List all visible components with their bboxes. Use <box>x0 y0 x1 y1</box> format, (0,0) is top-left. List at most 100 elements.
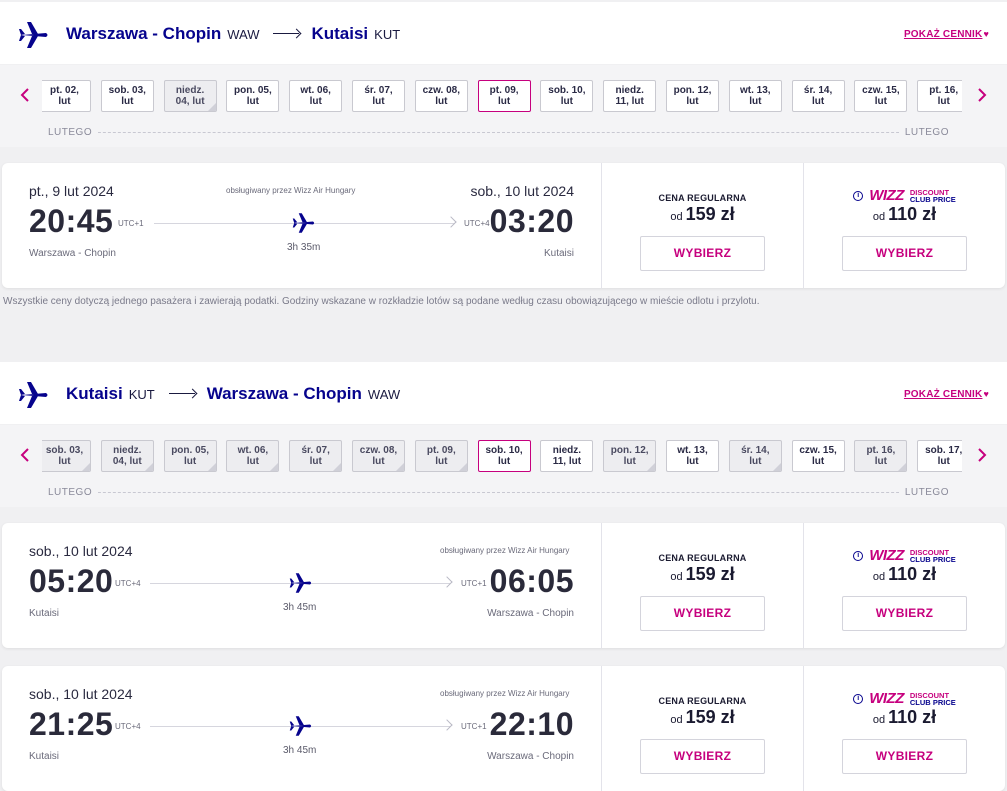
departure-city: Kutaisi <box>29 751 60 762</box>
arrival-utc: UTC+1 <box>461 579 487 588</box>
date-chip[interactable]: pon. 05, lut <box>226 80 280 112</box>
date-chip[interactable]: pt. 09, lut <box>477 80 531 112</box>
regular-price: od 159 zł <box>670 204 735 224</box>
wizz-logo: WIZZ <box>869 547 904 564</box>
date-chip[interactable]: śr. 14, lut <box>791 80 845 112</box>
inbound-dates: sob. 03, lut niedz. 04, lut pon. 05, lut wt. 0… <box>42 436 962 472</box>
date-chip[interactable]: sob. 03, lut <box>100 80 154 112</box>
departure-time: 20:45 <box>29 203 114 239</box>
date-chip[interactable]: wt. 13, lut <box>728 80 782 112</box>
date-chip[interactable]: pon. 05, lut <box>163 440 217 472</box>
dest-city: Kutaisi <box>311 24 369 43</box>
regular-price-label: CENA REGULARNA <box>658 553 747 563</box>
arrival-date: sob., 10 lut 2024 <box>470 183 574 199</box>
month-label-right: LUTEGO <box>898 487 949 498</box>
month-label-left: LUTEGO <box>48 487 99 498</box>
inbound-route-header: Kutaisi KUT Warszawa - Chopin WAW POKAŻ … <box>0 362 1007 424</box>
operator-label: obsługiwany przez Wizz Air Hungary <box>440 689 570 698</box>
date-chip[interactable]: pt. 02, lut <box>42 80 91 112</box>
club-logo: i WIZZ DISCOUNT CLUB PRICE <box>804 547 1005 564</box>
dest-code: KUT <box>374 27 401 42</box>
club-fare: i WIZZ DISCOUNT CLUB PRICE od 110 zł WYBIE… <box>803 163 1005 288</box>
show-price-list-link[interactable]: POKAŻ CENNIK♥ <box>904 29 989 40</box>
inbound-route: Kutaisi KUT Warszawa - Chopin WAW <box>66 384 400 404</box>
date-chip[interactable]: niedz. 11, lut <box>603 80 657 112</box>
select-regular-button[interactable]: WYBIERZ <box>640 739 765 774</box>
outbound-date-strip: pt. 02, lut sob. 03, lut niedz. 04, lut pon. 0… <box>0 65 1007 147</box>
info-icon[interactable]: i <box>853 190 864 201</box>
chevron-right-icon[interactable] <box>975 445 989 465</box>
chevron-right-icon[interactable] <box>975 85 989 105</box>
show-price-list-link[interactable]: POKAŻ CENNIK♥ <box>904 389 989 400</box>
origin-code: WAW <box>227 27 260 42</box>
date-chip[interactable]: sob. 17, lut <box>917 440 962 472</box>
select-regular-button[interactable]: WYBIERZ <box>640 596 765 631</box>
regular-fare: CENA REGULARNA od 159 zł WYBIERZ <box>601 163 803 288</box>
date-chip[interactable]: czw. 08, lut <box>414 80 468 112</box>
date-chip[interactable]: pt. 09, lut <box>414 440 468 472</box>
date-chip[interactable]: pon. 12, lut <box>603 440 657 472</box>
select-club-button[interactable]: WYBIERZ <box>842 739 967 774</box>
arrival-time: 22:10 <box>489 706 574 742</box>
disclaimer: Wszystkie ceny dotyczą jednego pasażera … <box>3 296 760 307</box>
arrival-time: 06:05 <box>489 563 574 599</box>
regular-price: od 159 zł <box>670 564 735 584</box>
date-chip[interactable]: pt. 16, lut <box>854 440 908 472</box>
date-chip[interactable]: sob. 10, lut <box>477 440 531 472</box>
flight-duration: 3h 45m <box>283 602 317 613</box>
date-chip[interactable]: wt. 06, lut <box>226 440 280 472</box>
wizz-logo: WIZZ <box>869 690 904 707</box>
date-chip[interactable]: wt. 06, lut <box>289 80 343 112</box>
inbound-date-strip: sob. 03, lut niedz. 04, lut pon. 05, lut wt. 0… <box>0 425 1007 507</box>
date-chip[interactable]: niedz. 04, lut <box>163 80 217 112</box>
regular-fare: CENA REGULARNA od 159 zł WYBIERZ <box>601 523 803 648</box>
select-regular-button[interactable]: WYBIERZ <box>640 236 765 271</box>
origin-code: KUT <box>128 387 155 402</box>
regular-price-label: CENA REGULARNA <box>658 696 747 706</box>
date-chip[interactable]: sob. 10, lut <box>540 80 594 112</box>
chevron-left-icon[interactable] <box>18 445 32 465</box>
outbound-route-header: Warszawa - Chopin WAW Kutaisi KUT POKAŻ … <box>0 2 1007 64</box>
heart-icon: ♥ <box>983 389 989 399</box>
operator-label: obsługiwany przez Wizz Air Hungary <box>226 186 356 195</box>
date-chip[interactable]: wt. 13, lut <box>666 440 719 472</box>
info-icon[interactable]: i <box>853 693 864 704</box>
departure-utc: UTC+1 <box>118 219 144 228</box>
date-chip[interactable]: czw. 15, lut <box>791 440 845 472</box>
operator-label: obsługiwany przez Wizz Air Hungary <box>440 546 570 555</box>
arrival-city: Warszawa - Chopin <box>487 751 574 762</box>
month-label-left: LUTEGO <box>48 127 99 138</box>
flight-details: pt., 9 lut 2024 sob., 10 lut 2024 obsług… <box>2 163 601 288</box>
date-chip[interactable]: śr. 07, lut <box>352 80 405 112</box>
flight-duration: 3h 45m <box>283 745 317 756</box>
plane-icon <box>289 573 312 593</box>
plane-icon <box>292 213 315 233</box>
club-price: od 110 zł <box>872 707 937 727</box>
info-icon[interactable]: i <box>853 550 864 561</box>
date-chip[interactable]: czw. 08, lut <box>352 440 405 472</box>
chevron-left-icon[interactable] <box>18 85 32 105</box>
arrival-time: 03:20 <box>489 203 574 239</box>
club-logo: i WIZZ DISCOUNT CLUB PRICE <box>804 187 1005 204</box>
departure-city: Warszawa - Chopin <box>29 248 116 259</box>
track-arrow-icon <box>445 216 457 228</box>
select-club-button[interactable]: WYBIERZ <box>842 236 967 271</box>
dest-code: WAW <box>367 387 401 402</box>
route-arrow-icon <box>273 32 300 34</box>
select-club-button[interactable]: WYBIERZ <box>842 596 967 631</box>
date-chip[interactable]: czw. 15, lut <box>854 80 908 112</box>
date-chip[interactable]: pon. 12, lut <box>666 80 719 112</box>
club-price: od 110 zł <box>872 204 937 224</box>
date-chip[interactable]: sob. 03, lut <box>42 440 91 472</box>
date-chip[interactable]: niedz. 04, lut <box>100 440 154 472</box>
plane-icon <box>289 716 312 736</box>
plane-icon <box>19 22 48 48</box>
date-chip[interactable]: śr. 07, lut <box>289 440 343 472</box>
date-chip[interactable]: śr. 14, lut <box>728 440 782 472</box>
date-chip[interactable]: niedz. 11, lut <box>540 440 594 472</box>
track-arrow-icon <box>441 719 453 731</box>
departure-time: 21:25 <box>29 706 114 742</box>
date-chip[interactable]: pt. 16, lut <box>917 80 962 112</box>
arrival-city: Warszawa - Chopin <box>487 608 574 619</box>
regular-price-label: CENA REGULARNA <box>658 193 747 203</box>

### Directions for this task
Format every line of the rows above as a JSON list of strings, one string per line, with blank lines left out. Leave the pictures out of the answer.

### Response to the exercise
[
  "List all visible components with their bboxes. Use <box>x0 y0 x1 y1</box> format, (0,0) is top-left. List at most 100 elements.",
  "departure-city: Kutaisi <box>29 751 60 762</box>",
  "arrival-utc: UTC+1 <box>461 579 487 588</box>",
  "date-chip[interactable]: pon. 05, lut <box>226 80 280 112</box>",
  "date-chip[interactable]: pt. 09, lut <box>477 80 531 112</box>",
  "regular-price: od 159 zł <box>670 204 735 224</box>",
  "wizz-logo: WIZZ <box>869 547 904 564</box>",
  "date-chip[interactable]: śr. 14, lut <box>791 80 845 112</box>",
  "inbound-dates: sob. 03, lut niedz. 04, lut pon. 05, lut wt. 0… <box>42 436 962 472</box>",
  "date-chip[interactable]: sob. 03, lut <box>100 80 154 112</box>",
  "departure-time: 20:45 <box>29 203 114 239</box>",
  "date-chip[interactable]: wt. 13, lut <box>728 80 782 112</box>",
  "date-chip[interactable]: pon. 05, lut <box>163 440 217 472</box>",
  "dest-city: Kutaisi <box>311 24 369 43</box>",
  "regular-price-label: CENA REGULARNA <box>658 553 747 563</box>",
  "arrival-date: sob., 10 lut 2024 <box>470 183 574 199</box>",
  "month-label-right: LUTEGO <box>898 487 949 498</box>",
  "month-label-left: LUTEGO <box>48 487 99 498</box>",
  "inbound-route-header: Kutaisi KUT Warszawa - Chopin WAW POKAŻ … <box>0 362 1007 424</box>",
  "operator-label: obsługiwany przez Wizz Air Hungary <box>440 689 570 698</box>",
  "date-chip[interactable]: pt. 02, lut <box>42 80 91 112</box>",
  "club-logo: i WIZZ DISCOUNT CLUB PRICE <box>804 547 1005 564</box>",
  "dest-code: KUT <box>374 27 401 42</box>",
  "club-fare: i WIZZ DISCOUNT CLUB PRICE od 110 zł WYBIE… <box>803 163 1005 288</box>",
  "show-price-list-link[interactable]: POKAŻ CENNIK♥ <box>904 29 989 40</box>",
  "inbound-route: Kutaisi KUT Warszawa - Chopin WAW <box>66 384 400 404</box>",
  "date-chip[interactable]: niedz. 11, lut <box>603 80 657 112</box>",
  "select-regular-button[interactable]: WYBIERZ <box>640 739 765 774</box>",
  "outbound-date-strip: pt. 02, lut sob. 03, lut niedz. 04, lut pon. 0… <box>0 65 1007 147</box>",
  "info-icon[interactable]: i <box>853 190 864 201</box>",
  "chevron-right-icon[interactable] <box>975 445 989 465</box>",
  "chevron-right-icon[interactable] <box>975 85 989 105</box>",
  "show-price-list-link[interactable]: POKAŻ CENNIK♥ <box>904 389 989 400</box>",
  "origin-code: WAW <box>227 27 260 42</box>",
  "date-chip[interactable]: sob. 17, lut <box>917 440 962 472</box>",
  "select-regular-button[interactable]: WYBIERZ <box>640 596 765 631</box>",
  "regular-fare: CENA REGULARNA od 159 zł WYBIERZ <box>601 163 803 288</box>",
  "date-chip[interactable]: czw. 08, lut <box>414 80 468 112</box>",
  "date-chip[interactable]: pt. 09, lut <box>414 440 468 472</box>",
  "date-chip[interactable]: pon. 12, lut <box>603 440 657 472</box>",
  "select-club-button[interactable]: WYBIERZ <box>842 739 967 774</box>",
  "arrival-time: 22:10 <box>489 706 574 742</box>",
  "disclaimer: Wszystkie ceny dotyczą jednego pasażera … <box>3 296 760 307</box>",
  "arrival-time: 06:05 <box>489 563 574 599</box>",
  "regular-price: od 159 zł <box>670 564 735 584</box>",
  "date-chip[interactable]: pt. 16, lut <box>854 440 908 472</box>",
  "date-chip[interactable]: sob. 10, lut <box>477 440 531 472</box>",
  "flight-duration: 3h 45m <box>283 602 317 613</box>",
  "date-chip[interactable]: wt. 06, lut <box>226 440 280 472</box>",
  "wizz-logo: WIZZ <box>869 690 904 707</box>",
  "date-chip[interactable]: wt. 06, lut <box>289 80 343 112</box>",
  "inbound-date-strip: sob. 03, lut niedz. 04, lut pon. 05, lut wt. 0… <box>0 425 1007 507</box>",
  "date-chip[interactable]: niedz. 04, lut <box>163 80 217 112</box>",
  "regular-fare: CENA REGULARNA od 159 zł WYBIERZ <box>601 523 803 648</box>",
  "select-regular-button[interactable]: WYBIERZ <box>640 236 765 271</box>",
  "origin-code: KUT <box>128 387 155 402</box>",
  "regular-price-label: CENA REGULARNA <box>658 696 747 706</box>",
  "date-chip[interactable]: sob. 10, lut <box>540 80 594 112</box>",
  "chevron-left-icon[interactable] <box>18 445 32 465</box>",
  "outbound-route-header: Warszawa - Chopin WAW Kutaisi KUT POKAŻ … <box>0 2 1007 64</box>",
  "heart-icon: ♥ <box>983 389 989 399</box>",
  "operator-label: obsługiwany przez Wizz Air Hungary <box>226 186 356 195</box>",
  "date-chip[interactable]: wt. 13, lut <box>666 440 719 472</box>",
  "info-icon[interactable]: i <box>853 693 864 704</box>",
  "departure-utc: UTC+1 <box>118 219 144 228</box>",
  "date-chip[interactable]: czw. 15, lut <box>791 440 845 472</box>",
  "operator-label: obsługiwany przez Wizz Air Hungary <box>440 546 570 555</box>",
  "arrival-city: Warszawa - Chopin <box>487 751 574 762</box>",
  "month-label-left: LUTEGO <box>48 127 99 138</box>",
  "flight-details: pt., 9 lut 2024 sob., 10 lut 2024 obsług… <box>2 163 601 288</box>",
  "date-chip[interactable]: śr. 07, lut <box>352 80 405 112</box>",
  "flight-duration: 3h 45m <box>283 745 317 756</box>",
  "plane-icon <box>289 573 312 593</box>",
  "plane-icon <box>292 213 315 233</box>",
  "club-price: od 110 zł <box>872 707 937 727</box>",
  "info-icon[interactable]: i <box>853 550 864 561</box>",
  "date-chip[interactable]: czw. 08, lut <box>352 440 405 472</box>",
  "chevron-left-icon[interactable] <box>18 85 32 105</box>",
  "arrival-time: 03:20 <box>489 203 574 239</box>",
  "club-logo: i WIZZ DISCOUNT CLUB PRICE <box>804 187 1005 204</box>",
  "departure-city: Warszawa - Chopin <box>29 248 116 259</box>",
  "track-arrow-icon <box>445 216 457 228</box>",
  "select-club-button[interactable]: WYBIERZ <box>842 236 967 271</box>",
  "dest-code: WAW <box>367 387 401 402</box>",
  "route-arrow-icon <box>273 32 300 34</box>",
  "select-club-button[interactable]: WYBIERZ <box>842 596 967 631</box>",
  "date-chip[interactable]: czw. 15, lut <box>854 80 908 112</box>",
  "date-chip[interactable]: pon. 12, lut <box>666 80 719 112</box>",
  "club-price: od 110 zł <box>872 204 937 224</box>",
  "date-chip[interactable]: sob. 03, lut <box>42 440 91 472</box>",
  "date-chip[interactable]: niedz. 04, lut <box>100 440 154 472</box>",
  "plane-icon <box>289 716 312 736</box>",
  "plane-icon <box>19 22 48 48</box>",
  "date-chip[interactable]: śr. 07, lut <box>289 440 343 472</box>",
  "date-chip[interactable]: śr. 14, lut <box>728 440 782 472</box>",
  "date-chip[interactable]: niedz. 11, lut <box>540 440 594 472</box>",
  "track-arrow-icon <box>441 719 453 731</box>",
  "departure-time: 21:25 <box>29 706 114 742</box>",
  "date-chip[interactable]: pt. 16, lut <box>917 80 962 112</box>",
  "arrival-city: Warszawa - Chopin <box>487 608 574 619</box>",
  "regular-price-label: CENA REGULARNA <box>658 193 747 203</box>"
]